#### Objective:
Leave out the pictures and retype exactly the lines from the one with "Transcribe this image's" through the end of the records.

BEGIN Given data

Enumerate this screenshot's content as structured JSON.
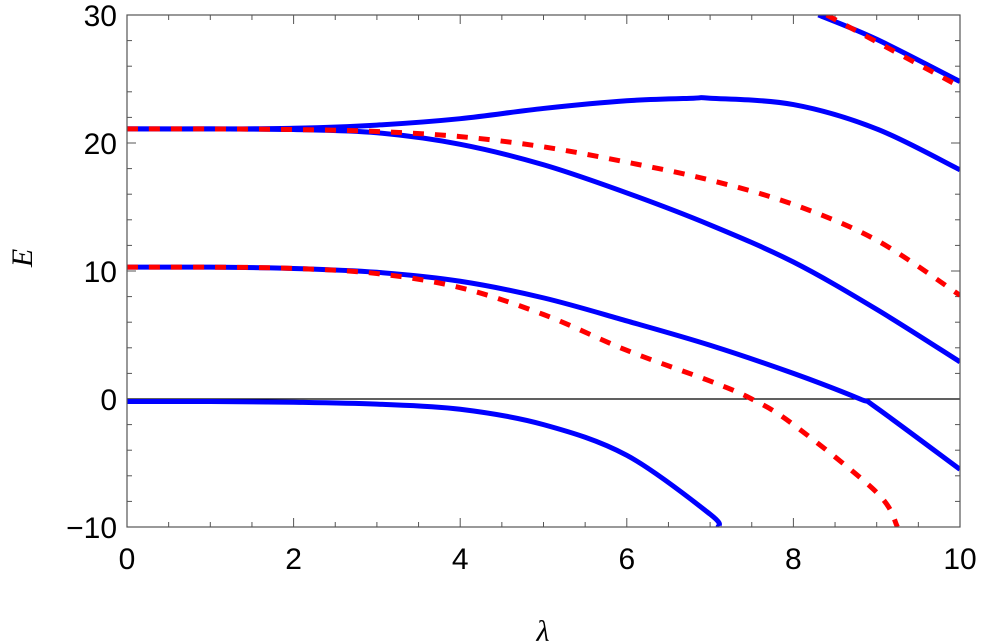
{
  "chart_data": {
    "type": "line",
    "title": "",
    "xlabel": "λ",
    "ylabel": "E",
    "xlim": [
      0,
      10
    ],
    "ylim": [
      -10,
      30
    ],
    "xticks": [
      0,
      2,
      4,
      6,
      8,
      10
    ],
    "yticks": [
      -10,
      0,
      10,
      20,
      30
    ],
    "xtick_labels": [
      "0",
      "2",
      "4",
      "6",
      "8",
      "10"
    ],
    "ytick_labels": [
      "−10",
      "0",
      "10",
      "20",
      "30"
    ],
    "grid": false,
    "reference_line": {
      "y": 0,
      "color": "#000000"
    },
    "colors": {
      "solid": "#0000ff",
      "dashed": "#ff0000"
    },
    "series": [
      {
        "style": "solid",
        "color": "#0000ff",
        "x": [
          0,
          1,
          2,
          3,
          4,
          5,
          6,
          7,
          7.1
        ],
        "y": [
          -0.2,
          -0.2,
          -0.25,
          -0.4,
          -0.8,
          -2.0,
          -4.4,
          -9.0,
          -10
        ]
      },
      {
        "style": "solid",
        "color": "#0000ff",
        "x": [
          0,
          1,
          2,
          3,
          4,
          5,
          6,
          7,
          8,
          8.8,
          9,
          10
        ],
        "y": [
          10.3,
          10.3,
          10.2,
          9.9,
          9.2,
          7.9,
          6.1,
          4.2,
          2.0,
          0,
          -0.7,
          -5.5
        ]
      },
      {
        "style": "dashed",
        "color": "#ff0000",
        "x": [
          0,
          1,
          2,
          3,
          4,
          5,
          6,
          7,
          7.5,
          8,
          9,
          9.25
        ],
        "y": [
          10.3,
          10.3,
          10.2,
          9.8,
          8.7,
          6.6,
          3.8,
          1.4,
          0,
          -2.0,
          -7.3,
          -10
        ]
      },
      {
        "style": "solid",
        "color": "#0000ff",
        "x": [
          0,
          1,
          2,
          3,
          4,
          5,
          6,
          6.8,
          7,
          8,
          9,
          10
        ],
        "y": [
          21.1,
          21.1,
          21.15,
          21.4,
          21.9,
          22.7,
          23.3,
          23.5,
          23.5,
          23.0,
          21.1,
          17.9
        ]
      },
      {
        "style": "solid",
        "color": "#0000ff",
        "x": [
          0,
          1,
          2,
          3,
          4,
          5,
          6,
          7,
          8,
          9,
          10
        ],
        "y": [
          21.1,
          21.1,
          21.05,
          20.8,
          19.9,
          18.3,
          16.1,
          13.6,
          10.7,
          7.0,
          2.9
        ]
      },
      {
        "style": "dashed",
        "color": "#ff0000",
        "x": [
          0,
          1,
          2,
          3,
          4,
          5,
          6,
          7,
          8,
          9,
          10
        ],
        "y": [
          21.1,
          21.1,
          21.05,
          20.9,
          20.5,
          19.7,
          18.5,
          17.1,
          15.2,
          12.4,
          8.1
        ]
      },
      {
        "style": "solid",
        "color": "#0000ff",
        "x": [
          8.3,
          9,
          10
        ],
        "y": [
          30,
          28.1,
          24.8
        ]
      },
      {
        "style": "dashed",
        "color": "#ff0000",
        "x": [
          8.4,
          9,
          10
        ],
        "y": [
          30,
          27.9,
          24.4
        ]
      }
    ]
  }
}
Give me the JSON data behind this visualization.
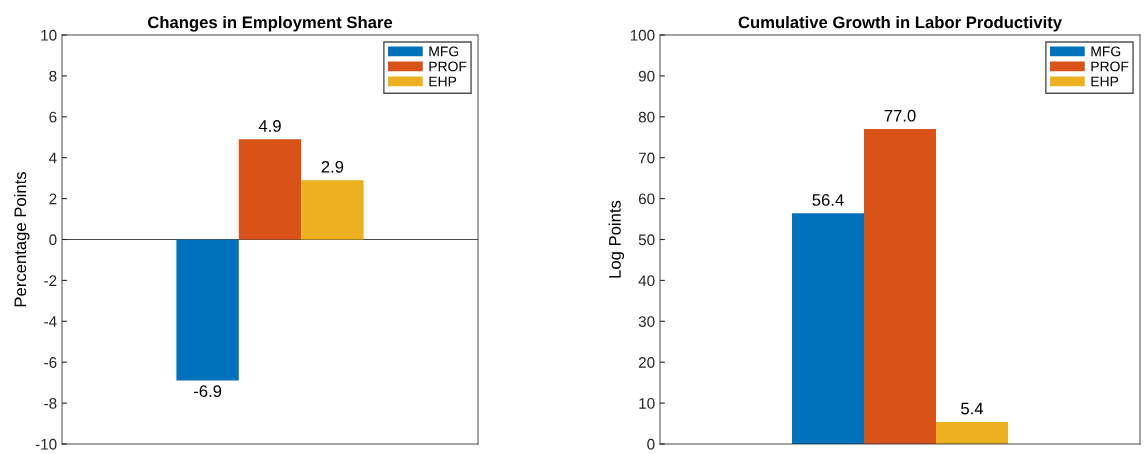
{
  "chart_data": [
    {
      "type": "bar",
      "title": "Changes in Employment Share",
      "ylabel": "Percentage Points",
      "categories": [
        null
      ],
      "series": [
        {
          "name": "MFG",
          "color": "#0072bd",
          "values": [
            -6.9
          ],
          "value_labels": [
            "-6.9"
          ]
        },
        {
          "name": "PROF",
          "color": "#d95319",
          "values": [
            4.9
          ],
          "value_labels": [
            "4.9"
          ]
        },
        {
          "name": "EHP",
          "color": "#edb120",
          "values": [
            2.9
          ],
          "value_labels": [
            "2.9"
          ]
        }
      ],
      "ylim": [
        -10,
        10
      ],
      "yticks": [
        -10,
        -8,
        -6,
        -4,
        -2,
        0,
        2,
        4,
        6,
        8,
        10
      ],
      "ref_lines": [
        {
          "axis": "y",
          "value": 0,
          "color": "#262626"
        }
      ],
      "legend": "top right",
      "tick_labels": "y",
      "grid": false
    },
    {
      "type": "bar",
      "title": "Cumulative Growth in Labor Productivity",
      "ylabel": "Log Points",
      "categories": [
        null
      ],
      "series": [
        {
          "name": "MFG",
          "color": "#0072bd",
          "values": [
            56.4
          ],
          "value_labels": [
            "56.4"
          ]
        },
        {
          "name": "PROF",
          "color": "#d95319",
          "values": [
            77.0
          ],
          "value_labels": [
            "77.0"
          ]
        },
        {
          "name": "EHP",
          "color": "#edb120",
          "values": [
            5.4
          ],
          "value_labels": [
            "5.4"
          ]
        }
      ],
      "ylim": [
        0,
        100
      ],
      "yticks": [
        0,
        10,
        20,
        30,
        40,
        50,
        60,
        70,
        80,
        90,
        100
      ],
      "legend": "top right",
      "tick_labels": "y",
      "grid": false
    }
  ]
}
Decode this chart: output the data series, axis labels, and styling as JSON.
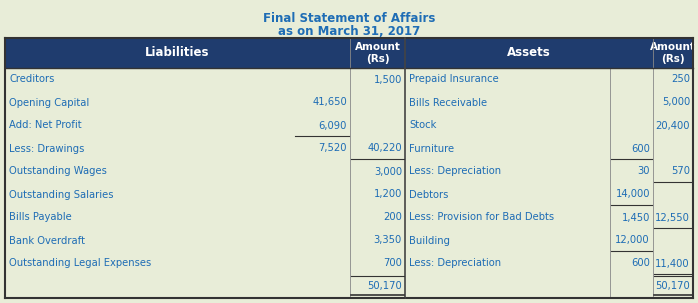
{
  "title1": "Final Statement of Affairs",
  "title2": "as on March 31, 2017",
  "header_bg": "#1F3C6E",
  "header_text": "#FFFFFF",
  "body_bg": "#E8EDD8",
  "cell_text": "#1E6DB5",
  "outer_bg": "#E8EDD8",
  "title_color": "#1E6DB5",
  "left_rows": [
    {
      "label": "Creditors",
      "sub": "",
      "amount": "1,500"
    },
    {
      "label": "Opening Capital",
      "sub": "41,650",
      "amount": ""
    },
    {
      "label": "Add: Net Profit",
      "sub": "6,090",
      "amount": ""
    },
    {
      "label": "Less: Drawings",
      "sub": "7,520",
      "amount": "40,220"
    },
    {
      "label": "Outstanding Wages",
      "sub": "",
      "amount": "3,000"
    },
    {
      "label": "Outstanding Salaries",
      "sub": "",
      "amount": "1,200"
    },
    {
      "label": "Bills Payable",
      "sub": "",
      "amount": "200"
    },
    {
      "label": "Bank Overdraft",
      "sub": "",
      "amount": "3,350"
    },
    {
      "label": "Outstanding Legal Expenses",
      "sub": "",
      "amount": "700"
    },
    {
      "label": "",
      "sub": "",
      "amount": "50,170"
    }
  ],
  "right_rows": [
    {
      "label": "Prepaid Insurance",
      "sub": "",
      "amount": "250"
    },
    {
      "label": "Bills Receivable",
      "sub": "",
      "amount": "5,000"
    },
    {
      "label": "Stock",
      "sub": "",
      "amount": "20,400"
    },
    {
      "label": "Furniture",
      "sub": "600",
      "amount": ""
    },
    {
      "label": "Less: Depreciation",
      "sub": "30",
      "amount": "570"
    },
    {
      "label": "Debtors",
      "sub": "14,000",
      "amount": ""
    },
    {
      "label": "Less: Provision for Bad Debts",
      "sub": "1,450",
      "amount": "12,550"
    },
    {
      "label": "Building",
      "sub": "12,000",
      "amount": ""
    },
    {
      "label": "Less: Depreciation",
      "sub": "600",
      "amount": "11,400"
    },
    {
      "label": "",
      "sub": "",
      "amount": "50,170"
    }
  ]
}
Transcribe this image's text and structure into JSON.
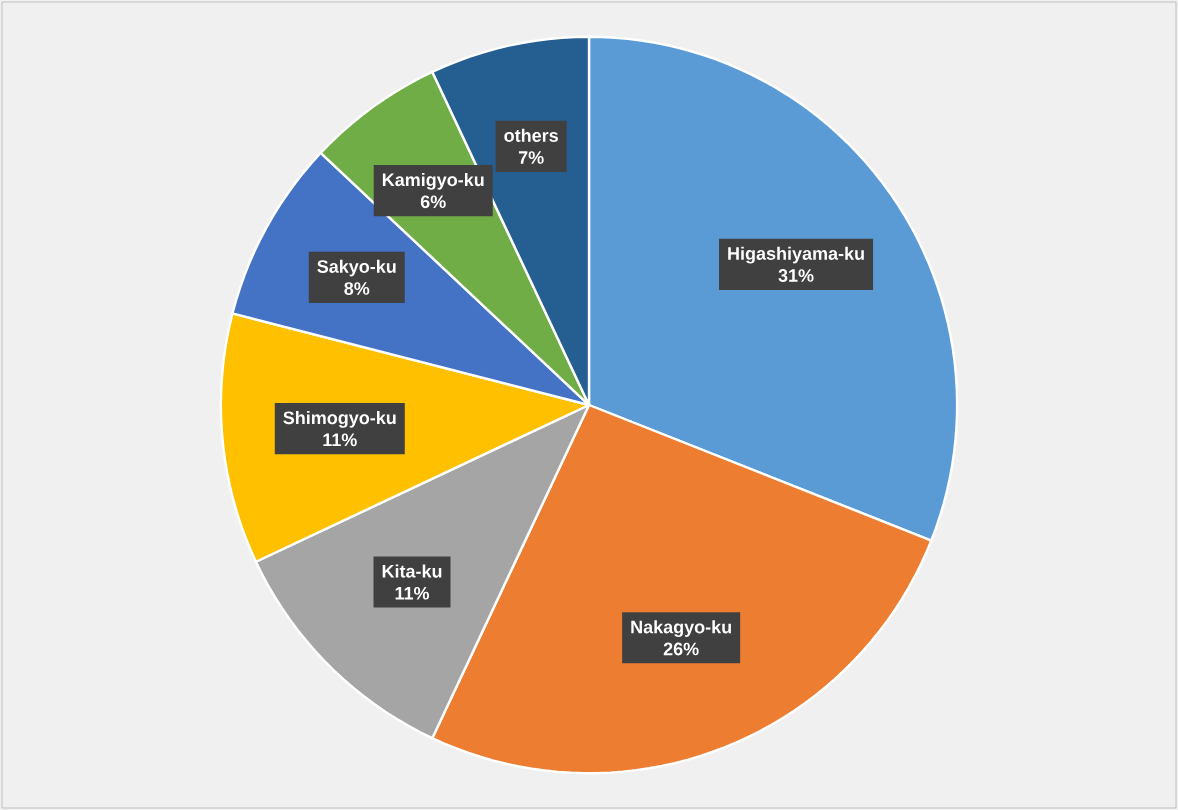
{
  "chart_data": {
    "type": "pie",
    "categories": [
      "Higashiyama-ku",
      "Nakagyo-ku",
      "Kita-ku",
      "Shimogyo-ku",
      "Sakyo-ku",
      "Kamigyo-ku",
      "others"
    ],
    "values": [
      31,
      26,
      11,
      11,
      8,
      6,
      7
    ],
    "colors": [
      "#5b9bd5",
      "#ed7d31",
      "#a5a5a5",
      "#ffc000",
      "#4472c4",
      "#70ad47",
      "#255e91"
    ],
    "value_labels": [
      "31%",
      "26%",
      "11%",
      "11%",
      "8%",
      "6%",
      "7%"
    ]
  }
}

END Given data

#### Answer in full:
Transcribe this image's text and structure into JSON.
{
  "chart_data": {
    "type": "pie",
    "categories": [
      "Higashiyama-ku",
      "Nakagyo-ku",
      "Kita-ku",
      "Shimogyo-ku",
      "Sakyo-ku",
      "Kamigyo-ku",
      "others"
    ],
    "values": [
      31,
      26,
      11,
      11,
      8,
      6,
      7
    ],
    "colors": [
      "#5b9bd5",
      "#ed7d31",
      "#a5a5a5",
      "#ffc000",
      "#4472c4",
      "#70ad47",
      "#255e91"
    ],
    "value_labels": [
      "31%",
      "26%",
      "11%",
      "11%",
      "8%",
      "6%",
      "7%"
    ]
  }
}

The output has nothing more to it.